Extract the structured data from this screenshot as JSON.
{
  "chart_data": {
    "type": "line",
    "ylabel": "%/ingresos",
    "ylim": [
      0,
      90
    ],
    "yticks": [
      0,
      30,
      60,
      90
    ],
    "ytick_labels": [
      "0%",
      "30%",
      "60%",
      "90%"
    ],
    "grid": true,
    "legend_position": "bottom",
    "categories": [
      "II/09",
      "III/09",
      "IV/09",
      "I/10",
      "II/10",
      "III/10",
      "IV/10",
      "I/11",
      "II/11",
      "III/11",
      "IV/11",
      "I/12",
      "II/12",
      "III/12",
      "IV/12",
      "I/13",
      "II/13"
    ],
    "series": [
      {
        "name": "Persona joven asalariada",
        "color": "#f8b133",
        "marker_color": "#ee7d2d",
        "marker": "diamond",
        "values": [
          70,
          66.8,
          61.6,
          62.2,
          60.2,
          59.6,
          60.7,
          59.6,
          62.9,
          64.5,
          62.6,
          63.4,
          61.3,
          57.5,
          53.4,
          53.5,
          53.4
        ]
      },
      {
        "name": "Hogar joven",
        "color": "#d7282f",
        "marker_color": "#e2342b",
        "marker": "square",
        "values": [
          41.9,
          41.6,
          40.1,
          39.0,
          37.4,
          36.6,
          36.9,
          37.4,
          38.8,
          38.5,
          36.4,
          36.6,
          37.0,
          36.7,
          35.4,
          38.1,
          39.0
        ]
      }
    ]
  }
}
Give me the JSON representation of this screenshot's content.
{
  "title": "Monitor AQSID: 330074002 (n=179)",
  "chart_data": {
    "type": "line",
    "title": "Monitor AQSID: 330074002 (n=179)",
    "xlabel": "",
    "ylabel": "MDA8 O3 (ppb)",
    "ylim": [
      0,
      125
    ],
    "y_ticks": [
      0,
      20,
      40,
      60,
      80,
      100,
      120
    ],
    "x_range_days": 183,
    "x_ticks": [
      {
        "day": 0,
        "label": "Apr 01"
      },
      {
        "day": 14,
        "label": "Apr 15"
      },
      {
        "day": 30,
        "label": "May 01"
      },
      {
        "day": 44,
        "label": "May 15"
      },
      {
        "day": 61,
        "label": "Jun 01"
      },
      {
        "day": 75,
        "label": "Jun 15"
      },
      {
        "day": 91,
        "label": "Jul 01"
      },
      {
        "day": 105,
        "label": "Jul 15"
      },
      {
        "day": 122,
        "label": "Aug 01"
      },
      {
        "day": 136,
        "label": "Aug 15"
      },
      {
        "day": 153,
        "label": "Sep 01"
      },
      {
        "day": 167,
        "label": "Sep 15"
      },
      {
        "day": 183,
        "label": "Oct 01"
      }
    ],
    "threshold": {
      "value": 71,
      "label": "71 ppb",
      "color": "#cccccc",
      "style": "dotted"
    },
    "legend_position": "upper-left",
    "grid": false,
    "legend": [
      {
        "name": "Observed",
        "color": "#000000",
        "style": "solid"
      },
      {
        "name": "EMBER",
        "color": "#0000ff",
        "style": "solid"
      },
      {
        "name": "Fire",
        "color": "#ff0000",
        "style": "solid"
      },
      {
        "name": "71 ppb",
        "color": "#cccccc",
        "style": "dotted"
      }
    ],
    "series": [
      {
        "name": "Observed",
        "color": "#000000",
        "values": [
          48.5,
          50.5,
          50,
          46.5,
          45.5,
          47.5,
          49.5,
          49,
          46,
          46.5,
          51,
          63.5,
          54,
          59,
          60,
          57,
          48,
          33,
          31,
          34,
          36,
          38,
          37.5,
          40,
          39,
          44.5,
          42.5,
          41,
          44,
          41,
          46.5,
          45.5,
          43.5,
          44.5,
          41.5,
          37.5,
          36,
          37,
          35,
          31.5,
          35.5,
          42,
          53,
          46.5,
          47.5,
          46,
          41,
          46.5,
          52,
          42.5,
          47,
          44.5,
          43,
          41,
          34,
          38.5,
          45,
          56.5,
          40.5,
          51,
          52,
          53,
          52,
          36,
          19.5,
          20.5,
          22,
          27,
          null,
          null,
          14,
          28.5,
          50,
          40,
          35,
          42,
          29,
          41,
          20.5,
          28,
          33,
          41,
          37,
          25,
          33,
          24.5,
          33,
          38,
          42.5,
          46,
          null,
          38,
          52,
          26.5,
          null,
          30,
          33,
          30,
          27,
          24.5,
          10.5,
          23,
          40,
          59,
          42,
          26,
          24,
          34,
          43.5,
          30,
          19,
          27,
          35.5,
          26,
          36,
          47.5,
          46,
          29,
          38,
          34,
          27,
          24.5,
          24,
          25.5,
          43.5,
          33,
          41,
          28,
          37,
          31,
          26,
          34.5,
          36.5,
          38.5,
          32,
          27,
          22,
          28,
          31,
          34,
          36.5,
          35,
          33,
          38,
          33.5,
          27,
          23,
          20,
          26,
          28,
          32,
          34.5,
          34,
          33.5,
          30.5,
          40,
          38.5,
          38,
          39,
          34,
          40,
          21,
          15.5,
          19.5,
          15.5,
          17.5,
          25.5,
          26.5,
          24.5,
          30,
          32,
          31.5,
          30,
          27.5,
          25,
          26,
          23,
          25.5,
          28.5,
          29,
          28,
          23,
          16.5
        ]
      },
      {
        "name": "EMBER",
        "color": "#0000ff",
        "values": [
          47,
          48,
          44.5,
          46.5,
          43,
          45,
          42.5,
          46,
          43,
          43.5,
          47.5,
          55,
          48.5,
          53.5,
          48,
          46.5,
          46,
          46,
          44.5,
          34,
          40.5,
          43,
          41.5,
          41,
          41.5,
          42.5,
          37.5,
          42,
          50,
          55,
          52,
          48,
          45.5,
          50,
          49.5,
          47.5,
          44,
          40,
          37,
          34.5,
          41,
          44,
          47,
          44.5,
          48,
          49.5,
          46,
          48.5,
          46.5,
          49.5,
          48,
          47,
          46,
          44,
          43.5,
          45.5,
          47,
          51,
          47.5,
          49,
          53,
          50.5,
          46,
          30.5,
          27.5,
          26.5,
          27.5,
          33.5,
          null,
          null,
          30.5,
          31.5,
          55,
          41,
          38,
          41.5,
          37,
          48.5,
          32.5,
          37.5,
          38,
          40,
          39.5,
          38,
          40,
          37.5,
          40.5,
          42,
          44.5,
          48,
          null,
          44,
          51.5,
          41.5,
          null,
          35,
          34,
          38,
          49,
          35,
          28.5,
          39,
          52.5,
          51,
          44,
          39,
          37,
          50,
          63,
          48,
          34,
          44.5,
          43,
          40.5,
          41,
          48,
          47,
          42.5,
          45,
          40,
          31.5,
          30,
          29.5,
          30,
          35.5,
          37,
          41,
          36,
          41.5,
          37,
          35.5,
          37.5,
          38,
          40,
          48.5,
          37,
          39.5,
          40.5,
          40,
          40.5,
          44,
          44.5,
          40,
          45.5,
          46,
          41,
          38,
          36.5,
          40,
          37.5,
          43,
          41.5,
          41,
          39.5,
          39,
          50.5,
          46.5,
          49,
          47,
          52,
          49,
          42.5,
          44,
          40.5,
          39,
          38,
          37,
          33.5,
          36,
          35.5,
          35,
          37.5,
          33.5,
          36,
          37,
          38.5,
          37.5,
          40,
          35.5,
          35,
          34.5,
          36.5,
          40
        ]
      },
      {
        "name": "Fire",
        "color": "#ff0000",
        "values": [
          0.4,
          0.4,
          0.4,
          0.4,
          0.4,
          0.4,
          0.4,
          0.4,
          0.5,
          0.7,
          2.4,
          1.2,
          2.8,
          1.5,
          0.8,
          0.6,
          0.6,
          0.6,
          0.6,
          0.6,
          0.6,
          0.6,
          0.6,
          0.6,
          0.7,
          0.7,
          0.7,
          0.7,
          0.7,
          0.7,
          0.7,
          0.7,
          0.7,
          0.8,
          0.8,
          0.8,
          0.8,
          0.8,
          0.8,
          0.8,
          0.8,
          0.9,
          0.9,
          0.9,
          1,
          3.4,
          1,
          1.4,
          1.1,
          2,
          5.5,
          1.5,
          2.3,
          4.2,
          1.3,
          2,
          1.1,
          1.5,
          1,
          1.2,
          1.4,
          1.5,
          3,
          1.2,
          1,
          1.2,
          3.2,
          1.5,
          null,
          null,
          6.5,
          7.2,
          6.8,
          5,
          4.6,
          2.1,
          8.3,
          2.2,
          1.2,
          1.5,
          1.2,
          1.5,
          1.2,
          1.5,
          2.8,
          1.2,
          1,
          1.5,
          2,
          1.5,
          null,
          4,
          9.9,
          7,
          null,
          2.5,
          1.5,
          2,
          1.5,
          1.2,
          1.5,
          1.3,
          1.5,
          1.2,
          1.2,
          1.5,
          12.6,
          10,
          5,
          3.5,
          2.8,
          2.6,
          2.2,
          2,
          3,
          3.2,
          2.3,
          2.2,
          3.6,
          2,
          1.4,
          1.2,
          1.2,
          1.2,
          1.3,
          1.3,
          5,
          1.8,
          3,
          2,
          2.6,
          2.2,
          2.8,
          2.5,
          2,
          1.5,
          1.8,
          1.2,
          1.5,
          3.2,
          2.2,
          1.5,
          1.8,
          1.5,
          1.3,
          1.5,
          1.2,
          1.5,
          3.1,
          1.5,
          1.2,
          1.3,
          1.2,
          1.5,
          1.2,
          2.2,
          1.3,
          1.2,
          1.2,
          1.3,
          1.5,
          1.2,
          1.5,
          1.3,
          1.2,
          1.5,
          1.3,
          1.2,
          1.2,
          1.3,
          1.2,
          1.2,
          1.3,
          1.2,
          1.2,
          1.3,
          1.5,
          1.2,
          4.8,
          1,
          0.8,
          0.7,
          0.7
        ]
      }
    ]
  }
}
......
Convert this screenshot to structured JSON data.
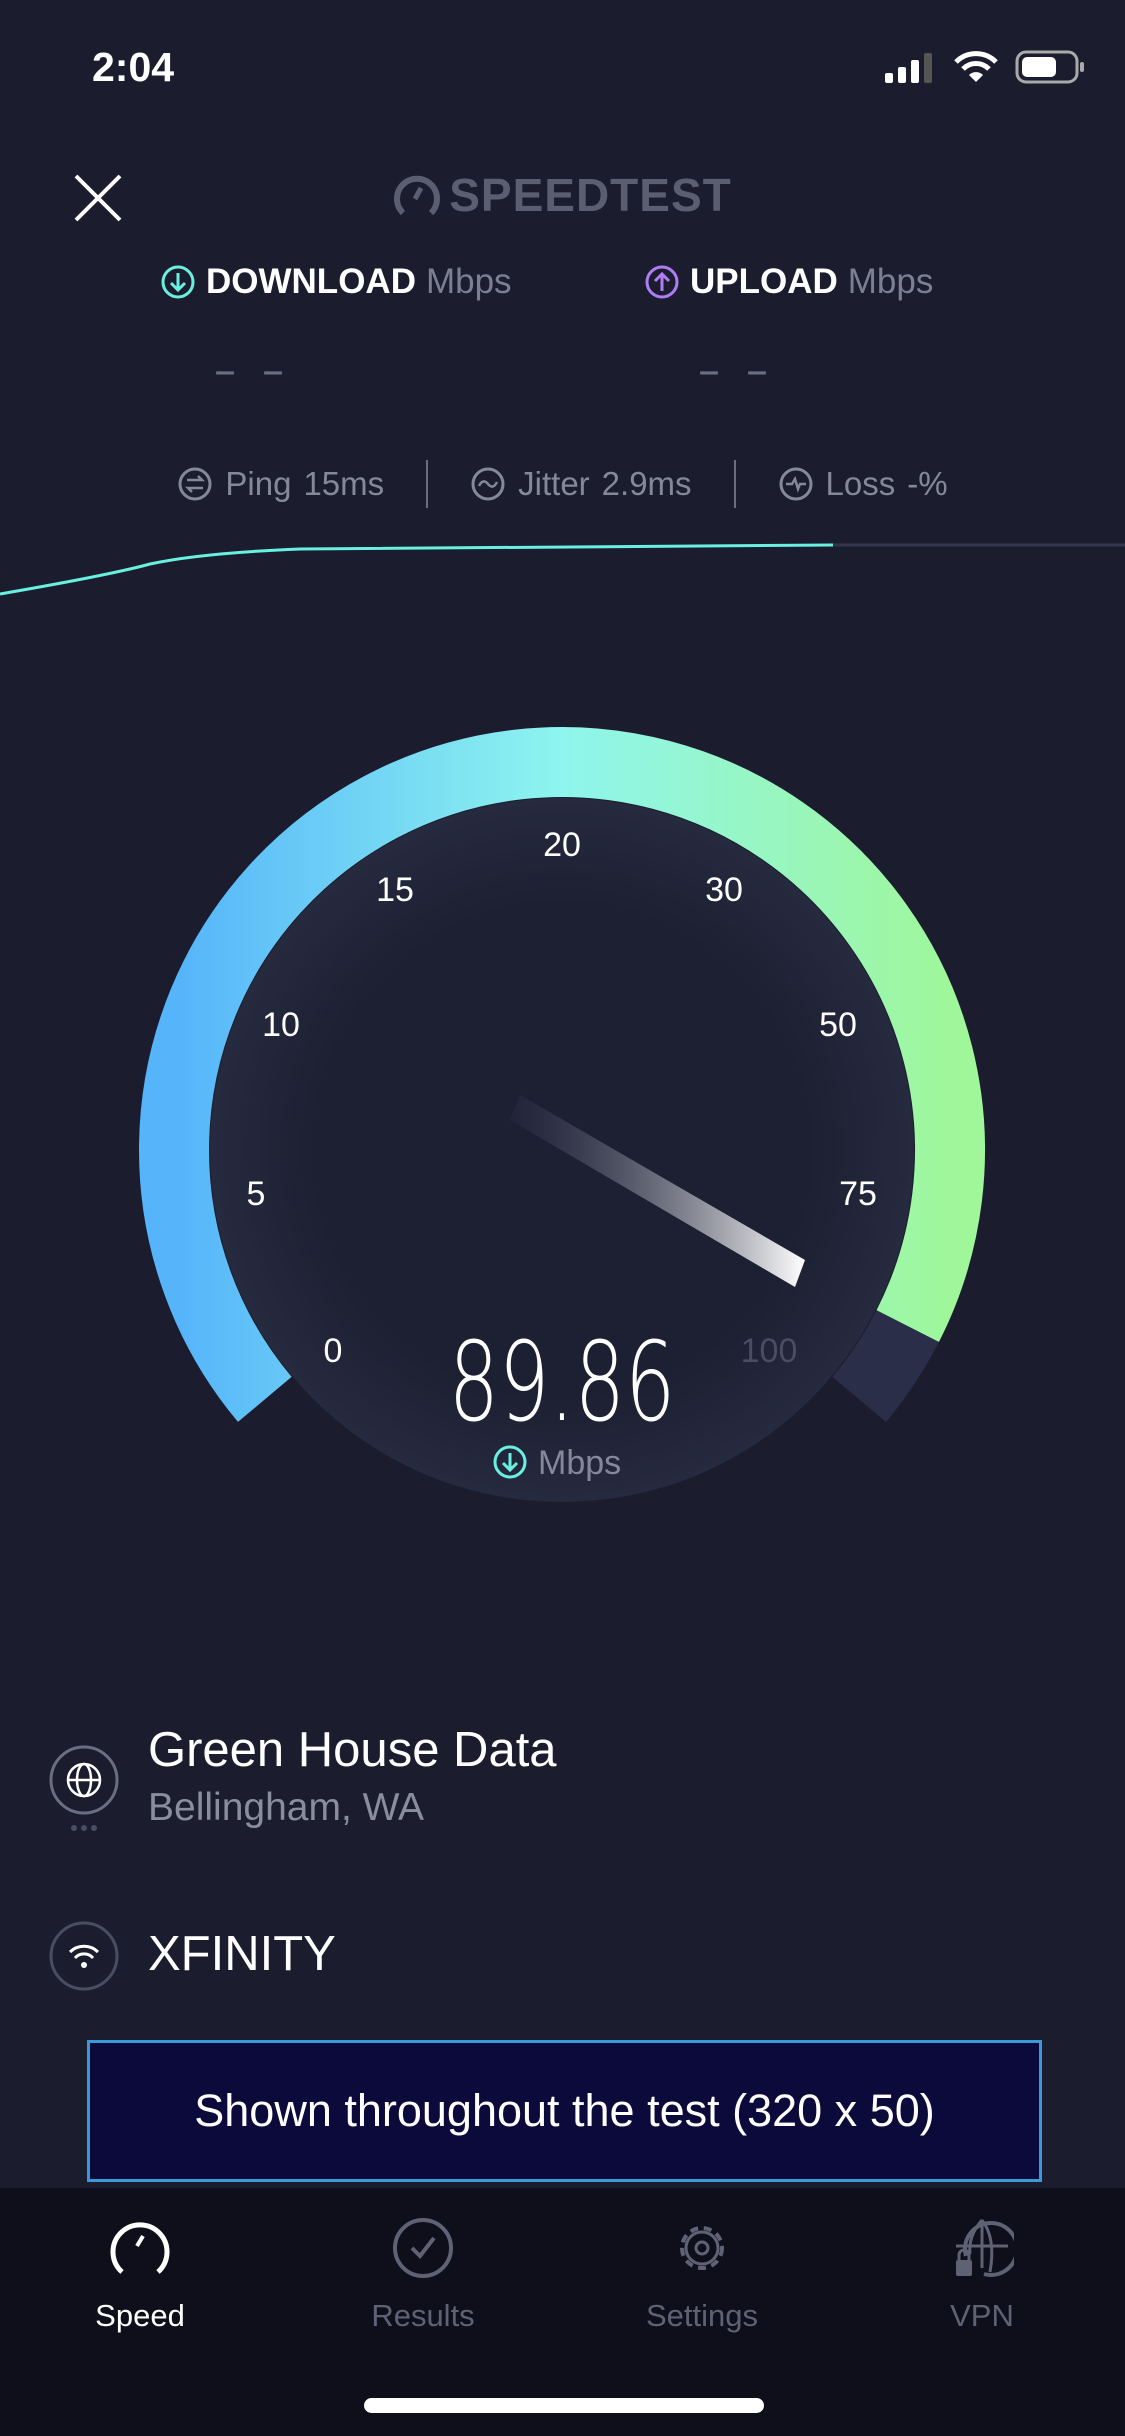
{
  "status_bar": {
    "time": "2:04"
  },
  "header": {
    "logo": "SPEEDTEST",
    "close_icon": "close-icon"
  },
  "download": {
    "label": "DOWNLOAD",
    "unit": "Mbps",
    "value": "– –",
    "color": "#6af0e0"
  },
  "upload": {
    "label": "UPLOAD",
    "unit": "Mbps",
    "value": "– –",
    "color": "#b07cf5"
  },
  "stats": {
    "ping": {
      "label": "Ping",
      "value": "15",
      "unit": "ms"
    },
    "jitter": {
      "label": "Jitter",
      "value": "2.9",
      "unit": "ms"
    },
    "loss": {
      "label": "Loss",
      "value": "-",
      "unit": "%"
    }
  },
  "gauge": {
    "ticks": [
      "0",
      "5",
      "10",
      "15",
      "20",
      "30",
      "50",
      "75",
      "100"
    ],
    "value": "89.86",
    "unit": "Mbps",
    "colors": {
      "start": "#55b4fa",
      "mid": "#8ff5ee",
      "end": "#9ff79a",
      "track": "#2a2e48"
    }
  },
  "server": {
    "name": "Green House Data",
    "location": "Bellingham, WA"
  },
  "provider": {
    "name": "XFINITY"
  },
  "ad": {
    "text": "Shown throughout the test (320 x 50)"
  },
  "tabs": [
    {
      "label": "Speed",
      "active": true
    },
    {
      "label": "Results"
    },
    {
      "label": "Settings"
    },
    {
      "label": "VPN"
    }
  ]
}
......
◆ Exercise aim ◆
Show every line of the records above that contains the word "joven".

◆ Finished answer ◆
        "name": "Persona joven asalariada",
        "name": "Hogar joven",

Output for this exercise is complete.